What is asked:
Identify the lines that contain the word "kupca" and copy each one.

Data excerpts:
[START]

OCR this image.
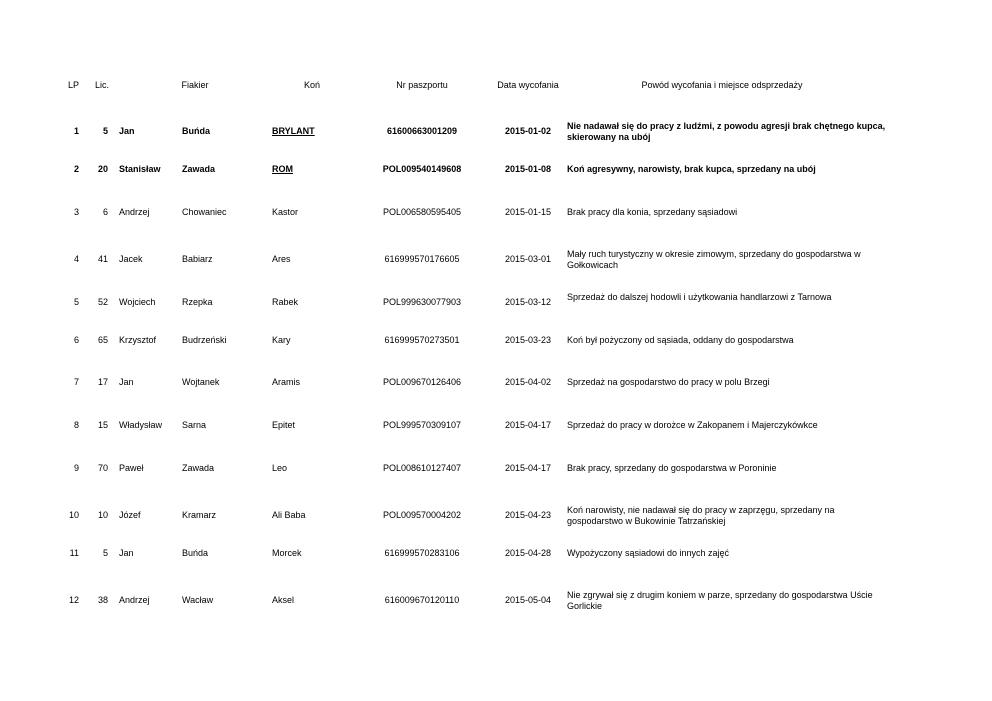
LP Lic.	Fiakier	Koń	Nr paszportu	Data wycofania	Powód wycofania i miejsce odsprzedaży
1	5 Jan	Buńda	BRYLANT	61600663001209	2015-01-02	Nie nadawał się do pracy z ludźmi, z powodu agresji brak chętnego kupca, skierowany na ubój
2	20 Stanisław	Zawada	ROM	POL009540149608	2015-01-08	Koń agresywny, narowisty, brak kupca, sprzedany na ubój
3	6 Andrzej	Chowaniec	Kastor	POL006580595405	2015-01-15	Brak pracy dla konia, sprzedany sąsiadowi
4	41 Jacek	Babiarz	Ares	616999570176605	2015-03-01	Mały ruch turystyczny w okresie zimowym, sprzedany do gospodarstwa w Gołkowicach
5	52 Wojciech	Rzepka	Rabek	POL999630077903	2015-03-12	Sprzedaż do dalszej hodowli i użytkowania handlarzowi z Tarnowa
6	65 Krzysztof	Budrzeński	Kary	616999570273501	2015-03-23	Koń był pożyczony od sąsiada, oddany do gospodarstwa
7	17 Jan	Wojtanek	Aramis	POL009670126406	2015-04-02	Sprzedaż na gospodarstwo do pracy w polu Brzegi
8	15 Władysław	Sarna	Epitet	POL999570309107	2015-04-17	Sprzedaż do pracy w dorożce w Zakopanem i Majerczykówkce
9	70 Paweł	Zawada	Leo	POL008610127407	2015-04-17	Brak pracy, sprzedany do gospodarstwa w Poroninie
10	10 Józef	Kramarz	Ali Baba	POL009570004202	2015-04-23	Koń narowisty, nie nadawał się do pracy w zaprzęgu, sprzedany na gospodarstwo w Bukowinie Tatrzańskiej
11	5 Jan	Buńda	Morcek	616999570283106	2015-04-28	Wypożyczony sąsiadowi do innych zajęć
12	38 Andrzej	Wacław	Aksel	616009670120110	2015-05-04	Nie zgrywał się z drugim koniem w parze, sprzedany do gospodarstwa Uście Gorlickie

[END]

Completed task:
1	5 Jan	Buńda	BRYLANT	61600663001209	2015-01-02	Nie nadawał się do pracy z ludźmi, z powodu agresji brak chętnego kupca, skierowany na ubój
2	20 Stanisław	Zawada	ROM	POL009540149608	2015-01-08	Koń agresywny, narowisty, brak kupca, sprzedany na ubój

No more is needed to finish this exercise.